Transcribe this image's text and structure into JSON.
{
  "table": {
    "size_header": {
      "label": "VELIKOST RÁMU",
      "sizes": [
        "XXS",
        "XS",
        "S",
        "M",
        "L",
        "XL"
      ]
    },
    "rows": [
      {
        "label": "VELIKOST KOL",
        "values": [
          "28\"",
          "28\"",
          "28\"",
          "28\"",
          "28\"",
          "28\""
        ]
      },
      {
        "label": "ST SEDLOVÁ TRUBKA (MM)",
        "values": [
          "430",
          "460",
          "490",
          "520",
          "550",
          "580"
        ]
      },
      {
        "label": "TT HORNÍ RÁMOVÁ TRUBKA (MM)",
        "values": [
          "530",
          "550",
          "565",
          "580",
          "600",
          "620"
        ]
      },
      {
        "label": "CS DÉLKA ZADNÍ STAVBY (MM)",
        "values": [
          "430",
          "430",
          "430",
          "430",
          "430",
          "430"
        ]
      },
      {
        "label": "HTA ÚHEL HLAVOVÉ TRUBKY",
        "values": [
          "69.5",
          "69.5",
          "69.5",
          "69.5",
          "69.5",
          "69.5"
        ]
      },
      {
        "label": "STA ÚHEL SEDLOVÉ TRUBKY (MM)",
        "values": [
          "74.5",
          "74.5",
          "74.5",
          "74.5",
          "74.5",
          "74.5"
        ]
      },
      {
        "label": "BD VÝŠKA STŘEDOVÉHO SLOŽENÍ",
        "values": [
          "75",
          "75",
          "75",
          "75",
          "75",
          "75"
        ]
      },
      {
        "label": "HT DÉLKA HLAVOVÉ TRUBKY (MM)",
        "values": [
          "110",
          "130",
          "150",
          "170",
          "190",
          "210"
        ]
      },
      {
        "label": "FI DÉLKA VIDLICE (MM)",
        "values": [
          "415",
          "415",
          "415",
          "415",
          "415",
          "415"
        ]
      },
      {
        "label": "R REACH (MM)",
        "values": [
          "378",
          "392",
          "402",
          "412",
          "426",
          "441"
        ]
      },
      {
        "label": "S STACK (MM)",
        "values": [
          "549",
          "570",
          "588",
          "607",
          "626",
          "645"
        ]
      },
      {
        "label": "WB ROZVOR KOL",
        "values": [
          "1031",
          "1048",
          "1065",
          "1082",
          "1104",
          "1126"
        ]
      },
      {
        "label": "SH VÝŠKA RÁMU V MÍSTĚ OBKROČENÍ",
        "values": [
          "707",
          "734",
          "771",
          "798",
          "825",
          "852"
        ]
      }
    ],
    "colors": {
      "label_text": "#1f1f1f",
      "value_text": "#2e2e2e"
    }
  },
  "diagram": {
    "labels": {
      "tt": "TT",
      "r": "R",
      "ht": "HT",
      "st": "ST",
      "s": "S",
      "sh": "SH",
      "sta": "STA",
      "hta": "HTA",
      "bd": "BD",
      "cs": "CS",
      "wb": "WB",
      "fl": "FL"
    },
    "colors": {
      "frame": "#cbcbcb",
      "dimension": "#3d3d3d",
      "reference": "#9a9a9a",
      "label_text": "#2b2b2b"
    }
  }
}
==================================================
• [AIM OF THE TASK]:
Restate all of the entries above precisely.

• [TASK SOLUTION]:
Transcribe this image's text and structure into JSON.
{
  "table": {
    "size_header": {
      "label": "VELIKOST RÁMU",
      "sizes": [
        "XXS",
        "XS",
        "S",
        "M",
        "L",
        "XL"
      ]
    },
    "rows": [
      {
        "label": "VELIKOST KOL",
        "values": [
          "28\"",
          "28\"",
          "28\"",
          "28\"",
          "28\"",
          "28\""
        ]
      },
      {
        "label": "ST SEDLOVÁ TRUBKA (MM)",
        "values": [
          "430",
          "460",
          "490",
          "520",
          "550",
          "580"
        ]
      },
      {
        "label": "TT HORNÍ RÁMOVÁ TRUBKA (MM)",
        "values": [
          "530",
          "550",
          "565",
          "580",
          "600",
          "620"
        ]
      },
      {
        "label": "CS DÉLKA ZADNÍ STAVBY (MM)",
        "values": [
          "430",
          "430",
          "430",
          "430",
          "430",
          "430"
        ]
      },
      {
        "label": "HTA ÚHEL HLAVOVÉ TRUBKY",
        "values": [
          "69.5",
          "69.5",
          "69.5",
          "69.5",
          "69.5",
          "69.5"
        ]
      },
      {
        "label": "STA ÚHEL SEDLOVÉ TRUBKY (MM)",
        "values": [
          "74.5",
          "74.5",
          "74.5",
          "74.5",
          "74.5",
          "74.5"
        ]
      },
      {
        "label": "BD VÝŠKA STŘEDOVÉHO SLOŽENÍ",
        "values": [
          "75",
          "75",
          "75",
          "75",
          "75",
          "75"
        ]
      },
      {
        "label": "HT DÉLKA HLAVOVÉ TRUBKY (MM)",
        "values": [
          "110",
          "130",
          "150",
          "170",
          "190",
          "210"
        ]
      },
      {
        "label": "FI DÉLKA VIDLICE (MM)",
        "values": [
          "415",
          "415",
          "415",
          "415",
          "415",
          "415"
        ]
      },
      {
        "label": "R REACH (MM)",
        "values": [
          "378",
          "392",
          "402",
          "412",
          "426",
          "441"
        ]
      },
      {
        "label": "S STACK (MM)",
        "values": [
          "549",
          "570",
          "588",
          "607",
          "626",
          "645"
        ]
      },
      {
        "label": "WB ROZVOR KOL",
        "values": [
          "1031",
          "1048",
          "1065",
          "1082",
          "1104",
          "1126"
        ]
      },
      {
        "label": "SH VÝŠKA RÁMU V MÍSTĚ OBKROČENÍ",
        "values": [
          "707",
          "734",
          "771",
          "798",
          "825",
          "852"
        ]
      }
    ],
    "colors": {
      "label_text": "#1f1f1f",
      "value_text": "#2e2e2e"
    }
  },
  "diagram": {
    "labels": {
      "tt": "TT",
      "r": "R",
      "ht": "HT",
      "st": "ST",
      "s": "S",
      "sh": "SH",
      "sta": "STA",
      "hta": "HTA",
      "bd": "BD",
      "cs": "CS",
      "wb": "WB",
      "fl": "FL"
    },
    "colors": {
      "frame": "#cbcbcb",
      "dimension": "#3d3d3d",
      "reference": "#9a9a9a",
      "label_text": "#2b2b2b"
    }
  }
}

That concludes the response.